Stored data »
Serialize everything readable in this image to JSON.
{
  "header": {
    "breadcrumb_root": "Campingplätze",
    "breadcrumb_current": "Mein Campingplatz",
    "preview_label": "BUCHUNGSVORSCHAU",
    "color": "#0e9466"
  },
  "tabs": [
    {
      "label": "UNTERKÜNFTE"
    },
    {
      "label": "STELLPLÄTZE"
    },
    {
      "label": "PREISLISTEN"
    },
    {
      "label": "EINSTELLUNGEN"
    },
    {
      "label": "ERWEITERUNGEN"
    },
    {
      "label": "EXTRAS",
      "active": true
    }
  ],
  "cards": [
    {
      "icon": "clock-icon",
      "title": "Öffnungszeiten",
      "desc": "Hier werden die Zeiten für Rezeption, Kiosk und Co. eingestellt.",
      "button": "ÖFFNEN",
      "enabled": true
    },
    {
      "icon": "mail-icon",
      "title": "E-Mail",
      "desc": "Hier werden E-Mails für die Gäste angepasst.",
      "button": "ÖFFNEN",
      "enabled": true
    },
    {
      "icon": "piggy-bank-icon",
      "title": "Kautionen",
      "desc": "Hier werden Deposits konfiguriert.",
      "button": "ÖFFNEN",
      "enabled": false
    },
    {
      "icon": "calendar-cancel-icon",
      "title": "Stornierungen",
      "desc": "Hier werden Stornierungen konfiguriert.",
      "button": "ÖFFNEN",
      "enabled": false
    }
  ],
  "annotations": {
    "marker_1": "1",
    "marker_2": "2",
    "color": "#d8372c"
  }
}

What the task requires » All of the lines above need to be given again exactly.

Exercise solution »
Serialize everything readable in this image to JSON.
{
  "header": {
    "breadcrumb_root": "Campingplätze",
    "breadcrumb_current": "Mein Campingplatz",
    "preview_label": "BUCHUNGSVORSCHAU",
    "color": "#0e9466"
  },
  "tabs": [
    {
      "label": "UNTERKÜNFTE"
    },
    {
      "label": "STELLPLÄTZE"
    },
    {
      "label": "PREISLISTEN"
    },
    {
      "label": "EINSTELLUNGEN"
    },
    {
      "label": "ERWEITERUNGEN"
    },
    {
      "label": "EXTRAS",
      "active": true
    }
  ],
  "cards": [
    {
      "icon": "clock-icon",
      "title": "Öffnungszeiten",
      "desc": "Hier werden die Zeiten für Rezeption, Kiosk und Co. eingestellt.",
      "button": "ÖFFNEN",
      "enabled": true
    },
    {
      "icon": "mail-icon",
      "title": "E-Mail",
      "desc": "Hier werden E-Mails für die Gäste angepasst.",
      "button": "ÖFFNEN",
      "enabled": true
    },
    {
      "icon": "piggy-bank-icon",
      "title": "Kautionen",
      "desc": "Hier werden Deposits konfiguriert.",
      "button": "ÖFFNEN",
      "enabled": false
    },
    {
      "icon": "calendar-cancel-icon",
      "title": "Stornierungen",
      "desc": "Hier werden Stornierungen konfiguriert.",
      "button": "ÖFFNEN",
      "enabled": false
    }
  ],
  "annotations": {
    "marker_1": "1",
    "marker_2": "2",
    "color": "#d8372c"
  }
}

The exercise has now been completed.